§ THE TASK
Output every entry exactly as written, but omit the pictures.

Data items
┌────────

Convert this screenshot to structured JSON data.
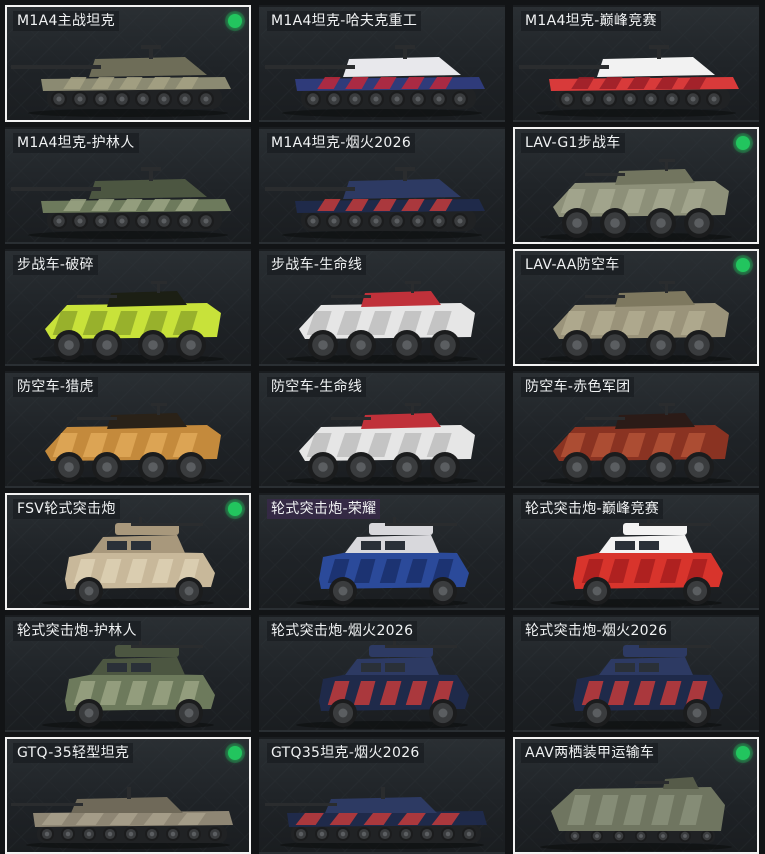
{
  "colors": {
    "owned_badge": "#22c55e",
    "selected_border": "#f2f2f2"
  },
  "cards": [
    {
      "label": "M1A4主战坦克",
      "kind": "tank",
      "selected": true,
      "owned": true,
      "camo": [
        "#8b8a72",
        "#6e6d58",
        "#a4a184"
      ]
    },
    {
      "label": "M1A4坦克-哈夫克重工",
      "kind": "tank",
      "selected": false,
      "owned": false,
      "camo": [
        "#2f3b7a",
        "#e8e8ec",
        "#c0283a"
      ]
    },
    {
      "label": "M1A4坦克-巅峰竞赛",
      "kind": "tank",
      "selected": false,
      "owned": false,
      "camo": [
        "#d83a3a",
        "#f2f2f2",
        "#9a1f28"
      ]
    },
    {
      "label": "M1A4坦克-护林人",
      "kind": "tank",
      "selected": false,
      "owned": false,
      "camo": [
        "#6d7a5c",
        "#4c5641",
        "#9aa382"
      ]
    },
    {
      "label": "M1A4坦克-烟火2026",
      "kind": "tank",
      "selected": false,
      "owned": false,
      "camo": [
        "#1f2a4a",
        "#2d3a63",
        "#c33b3b"
      ]
    },
    {
      "label": "LAV-G1步战车",
      "kind": "apc",
      "selected": true,
      "owned": true,
      "camo": [
        "#8d9079",
        "#72755f",
        "#a5a88f"
      ]
    },
    {
      "label": "步战车-破碎",
      "kind": "apc",
      "selected": false,
      "owned": false,
      "camo": [
        "#c8e23a",
        "#1c1f14",
        "#8fa82a"
      ]
    },
    {
      "label": "步战车-生命线",
      "kind": "apc",
      "selected": false,
      "owned": false,
      "camo": [
        "#e6e6e6",
        "#c0313a",
        "#bdbdbd"
      ]
    },
    {
      "label": "LAV-AA防空车",
      "kind": "apc",
      "selected": true,
      "owned": true,
      "camo": [
        "#9a937a",
        "#7e785f",
        "#b2ab91"
      ]
    },
    {
      "label": "防空车-猎虎",
      "kind": "apc",
      "selected": false,
      "owned": false,
      "camo": [
        "#c48a3c",
        "#2a2218",
        "#e0a858"
      ]
    },
    {
      "label": "防空车-生命线",
      "kind": "apc",
      "selected": false,
      "owned": false,
      "camo": [
        "#e6e6e6",
        "#c0313a",
        "#bdbdbd"
      ]
    },
    {
      "label": "防空车-赤色军团",
      "kind": "apc",
      "selected": false,
      "owned": false,
      "camo": [
        "#8a3322",
        "#2b1b17",
        "#b25236"
      ]
    },
    {
      "label": "FSV轮式突击炮",
      "kind": "wheeled",
      "selected": true,
      "owned": true,
      "camo": [
        "#c8b89a",
        "#a8987c",
        "#ddd0b4"
      ]
    },
    {
      "label": "轮式突击炮-荣耀",
      "kind": "wheeled",
      "selected": false,
      "owned": false,
      "purple": true,
      "camo": [
        "#2b4a9a",
        "#d8d8dc",
        "#1a2f6b"
      ]
    },
    {
      "label": "轮式突击炮-巅峰竞赛",
      "kind": "wheeled",
      "selected": false,
      "owned": false,
      "camo": [
        "#d8342c",
        "#f3f3f3",
        "#a81e1e"
      ]
    },
    {
      "label": "轮式突击炮-护林人",
      "kind": "wheeled",
      "selected": false,
      "owned": false,
      "camo": [
        "#6d7a5c",
        "#4c5641",
        "#9aa382"
      ]
    },
    {
      "label": "轮式突击炮-烟火2026",
      "kind": "wheeled",
      "selected": false,
      "owned": false,
      "camo": [
        "#1f2a4a",
        "#2d3a63",
        "#c33b3b"
      ]
    },
    {
      "label": "轮式突击炮-烟火2026",
      "kind": "wheeled",
      "selected": false,
      "owned": false,
      "camo": [
        "#1f2a4a",
        "#2d3a63",
        "#c33b3b"
      ]
    },
    {
      "label": "GTQ-35轻型坦克",
      "kind": "light",
      "selected": true,
      "owned": true,
      "camo": [
        "#8e8674",
        "#6f6959",
        "#a8a08c"
      ]
    },
    {
      "label": "GTQ35坦克-烟火2026",
      "kind": "light",
      "selected": false,
      "owned": false,
      "camo": [
        "#1f2a4a",
        "#2d3a63",
        "#c33b3b"
      ]
    },
    {
      "label": "AAV两栖装甲运输车",
      "kind": "amphib",
      "selected": true,
      "owned": true,
      "camo": [
        "#6f7560",
        "#565b49",
        "#8a907a"
      ]
    }
  ]
}
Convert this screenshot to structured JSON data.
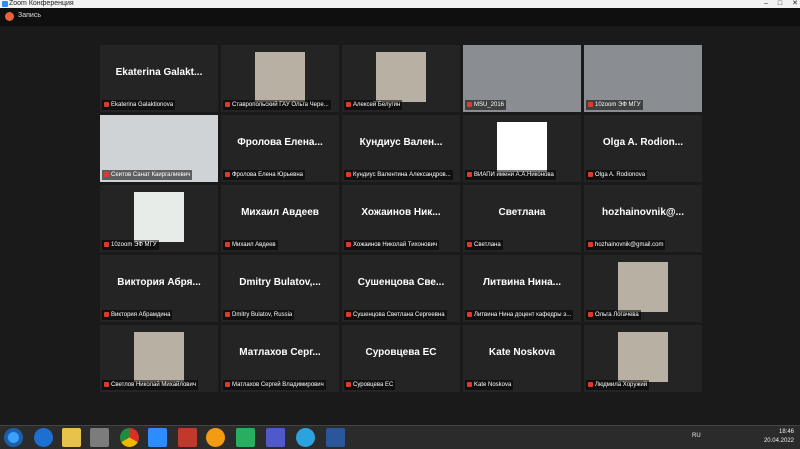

└────────

§ TASK OUTPUT
Convert this screenshot to structured JSON data.
{
  "colors": {
    "owned_badge": "#22c55e",
    "selected_border": "#f2f2f2"
  },
  "cards": [
    {
      "label": "M1A4主战坦克",
      "kind": "tank",
      "selected": true,
      "owned": true,
      "camo": [
        "#8b8a72",
        "#6e6d58",
        "#a4a184"
      ]
    },
    {
      "label": "M1A4坦克-哈夫克重工",
      "kind": "tank",
      "selected": false,
      "owned": false,
      "camo": [
        "#2f3b7a",
        "#e8e8ec",
        "#c0283a"
      ]
    },
    {
      "label": "M1A4坦克-巅峰竞赛",
      "kind": "tank",
      "selected": false,
      "owned": false,
      "camo": [
        "#d83a3a",
        "#f2f2f2",
        "#9a1f28"
      ]
    },
    {
      "label": "M1A4坦克-护林人",
      "kind": "tank",
      "selected": false,
      "owned": false,
      "camo": [
        "#6d7a5c",
        "#4c5641",
        "#9aa382"
      ]
    },
    {
      "label": "M1A4坦克-烟火2026",
      "kind": "tank",
      "selected": false,
      "owned": false,
      "camo": [
        "#1f2a4a",
        "#2d3a63",
        "#c33b3b"
      ]
    },
    {
      "label": "LAV-G1步战车",
      "kind": "apc",
      "selected": true,
      "owned": true,
      "camo": [
        "#8d9079",
        "#72755f",
        "#a5a88f"
      ]
    },
    {
      "label": "步战车-破碎",
      "kind": "apc",
      "selected": false,
      "owned": false,
      "camo": [
        "#c8e23a",
        "#1c1f14",
        "#8fa82a"
      ]
    },
    {
      "label": "步战车-生命线",
      "kind": "apc",
      "selected": false,
      "owned": false,
      "camo": [
        "#e6e6e6",
        "#c0313a",
        "#bdbdbd"
      ]
    },
    {
      "label": "LAV-AA防空车",
      "kind": "apc",
      "selected": true,
      "owned": true,
      "camo": [
        "#9a937a",
        "#7e785f",
        "#b2ab91"
      ]
    },
    {
      "label": "防空车-猎虎",
      "kind": "apc",
      "selected": false,
      "owned": false,
      "camo": [
        "#c48a3c",
        "#2a2218",
        "#e0a858"
      ]
    },
    {
      "label": "防空车-生命线",
      "kind": "apc",
      "selected": false,
      "owned": false,
      "camo": [
        "#e6e6e6",
        "#c0313a",
        "#bdbdbd"
      ]
    },
    {
      "label": "防空车-赤色军团",
      "kind": "apc",
      "selected": false,
      "owned": false,
      "camo": [
        "#8a3322",
        "#2b1b17",
        "#b25236"
      ]
    },
    {
      "label": "FSV轮式突击炮",
      "kind": "wheeled",
      "selected": true,
      "owned": true,
      "camo": [
        "#c8b89a",
        "#a8987c",
        "#ddd0b4"
      ]
    },
    {
      "label": "轮式突击炮-荣耀",
      "kind": "wheeled",
      "selected": false,
      "owned": false,
      "purple": true,
      "camo": [
        "#2b4a9a",
        "#d8d8dc",
        "#1a2f6b"
      ]
    },
    {
      "label": "轮式突击炮-巅峰竞赛",
      "kind": "wheeled",
      "selected": false,
      "owned": false,
      "camo": [
        "#d8342c",
        "#f3f3f3",
        "#a81e1e"
      ]
    },
    {
      "label": "轮式突击炮-护林人",
      "kind": "wheeled",
      "selected": false,
      "owned": false,
      "camo": [
        "#6d7a5c",
        "#4c5641",
        "#9aa382"
      ]
    },
    {
      "label": "轮式突击炮-烟火2026",
      "kind": "wheeled",
      "selected": false,
      "owned": false,
      "camo": [
        "#1f2a4a",
        "#2d3a63",
        "#c33b3b"
      ]
    },
    {
      "label": "轮式突击炮-烟火2026",
      "kind": "wheeled",
      "selected": false,
      "owned": false,
      "camo": [
        "#1f2a4a",
        "#2d3a63",
        "#c33b3b"
      ]
    },
    {
      "label": "GTQ-35轻型坦克",
      "kind": "light",
      "selected": true,
      "owned": true,
      "camo": [
        "#8e8674",
        "#6f6959",
        "#a8a08c"
      ]
    },
    {
      "label": "GTQ35坦克-烟火2026",
      "kind": "light",
      "selected": false,
      "owned": false,
      "camo": [
        "#1f2a4a",
        "#2d3a63",
        "#c33b3b"
      ]
    },
    {
      "label": "AAV两栖装甲运输车",
      "kind": "amphib",
      "selected": true,
      "owned": true,
      "camo": [
        "#6f7560",
        "#565b49",
        "#8a907a"
      ]
    }
  ]
}
Convert this screenshot to structured JSON data.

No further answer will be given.